● EXERCISE INPUT:
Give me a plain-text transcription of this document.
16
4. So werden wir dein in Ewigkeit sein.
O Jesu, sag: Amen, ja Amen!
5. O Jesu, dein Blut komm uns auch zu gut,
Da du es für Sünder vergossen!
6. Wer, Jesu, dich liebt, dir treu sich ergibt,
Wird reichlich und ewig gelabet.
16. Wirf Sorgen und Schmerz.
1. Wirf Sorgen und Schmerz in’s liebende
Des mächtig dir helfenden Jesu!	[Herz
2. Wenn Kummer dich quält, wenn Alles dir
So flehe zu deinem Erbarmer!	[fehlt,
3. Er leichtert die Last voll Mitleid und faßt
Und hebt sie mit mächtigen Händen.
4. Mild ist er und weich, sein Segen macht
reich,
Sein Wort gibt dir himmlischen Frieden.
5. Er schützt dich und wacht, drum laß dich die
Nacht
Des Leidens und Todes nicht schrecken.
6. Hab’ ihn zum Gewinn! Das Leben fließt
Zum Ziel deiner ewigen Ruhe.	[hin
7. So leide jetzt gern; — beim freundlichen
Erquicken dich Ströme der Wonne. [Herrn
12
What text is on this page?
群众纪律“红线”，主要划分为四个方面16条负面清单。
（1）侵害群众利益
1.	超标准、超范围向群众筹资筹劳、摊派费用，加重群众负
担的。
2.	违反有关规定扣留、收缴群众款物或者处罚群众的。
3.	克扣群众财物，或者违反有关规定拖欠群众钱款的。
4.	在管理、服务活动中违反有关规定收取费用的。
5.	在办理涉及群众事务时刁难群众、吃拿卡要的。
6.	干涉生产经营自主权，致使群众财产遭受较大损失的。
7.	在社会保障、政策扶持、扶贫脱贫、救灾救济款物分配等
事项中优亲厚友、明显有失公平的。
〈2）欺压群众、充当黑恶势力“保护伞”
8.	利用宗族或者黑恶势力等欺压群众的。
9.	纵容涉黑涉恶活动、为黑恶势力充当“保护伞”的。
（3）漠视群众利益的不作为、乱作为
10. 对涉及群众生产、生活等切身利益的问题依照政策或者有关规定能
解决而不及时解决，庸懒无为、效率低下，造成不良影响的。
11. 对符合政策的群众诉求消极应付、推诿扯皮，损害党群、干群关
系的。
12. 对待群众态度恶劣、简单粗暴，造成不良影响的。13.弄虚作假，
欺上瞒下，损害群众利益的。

● INSTRUCTIONS TO FOLLOW:
Retype every entry above, word for word.

● FINISHED EXERCISE:
Give me a plain-text transcription of this document.
16
4. So werden wir dein in Ewigkeit sein.
O Jesu, sag: Amen, ja Amen!
5. O Jesu, dein Blut komm uns auch zu gut,
Da du es für Sünder vergossen!
6. Wer, Jesu, dich liebt, dir treu sich ergibt,
Wird reichlich und ewig gelabet.
16. Wirf Sorgen und Schmerz.
1. Wirf Sorgen und Schmerz in’s liebende
Des mächtig dir helfenden Jesu!	[Herz
2. Wenn Kummer dich quält, wenn Alles dir
So flehe zu deinem Erbarmer!	[fehlt,
3. Er leichtert die Last voll Mitleid und faßt
Und hebt sie mit mächtigen Händen.
4. Mild ist er und weich, sein Segen macht
reich,
Sein Wort gibt dir himmlischen Frieden.
5. Er schützt dich und wacht, drum laß dich die
Nacht
Des Leidens und Todes nicht schrecken.
6. Hab’ ihn zum Gewinn! Das Leben fließt
Zum Ziel deiner ewigen Ruhe.	[hin
7. So leide jetzt gern; — beim freundlichen
Erquicken dich Ströme der Wonne. [Herrn
12
What text is on this page?
群众纪律“红线”，主要划分为四个方面16条负面清单。
（1）侵害群众利益
1.	超标准、超范围向群众筹资筹劳、摊派费用，加重群众负
担的。
2.	违反有关规定扣留、收缴群众款物或者处罚群众的。
3.	克扣群众财物，或者违反有关规定拖欠群众钱款的。
4.	在管理、服务活动中违反有关规定收取费用的。
5.	在办理涉及群众事务时刁难群众、吃拿卡要的。
6.	干涉生产经营自主权，致使群众财产遭受较大损失的。
7.	在社会保障、政策扶持、扶贫脱贫、救灾救济款物分配等
事项中优亲厚友、明显有失公平的。
〈2）欺压群众、充当黑恶势力“保护伞”
8.	利用宗族或者黑恶势力等欺压群众的。
9.	纵容涉黑涉恶活动、为黑恶势力充当“保护伞”的。
（3）漠视群众利益的不作为、乱作为
10. 对涉及群众生产、生活等切身利益的问题依照政策或者有关规定能
解决而不及时解决，庸懒无为、效率低下，造成不良影响的。
11. 对符合政策的群众诉求消极应付、推诿扯皮，损害党群、干群关
系的。
12. 对待群众态度恶劣、简单粗暴，造成不良影响的。13.弄虚作假，
欺上瞒下，损害群众利益的。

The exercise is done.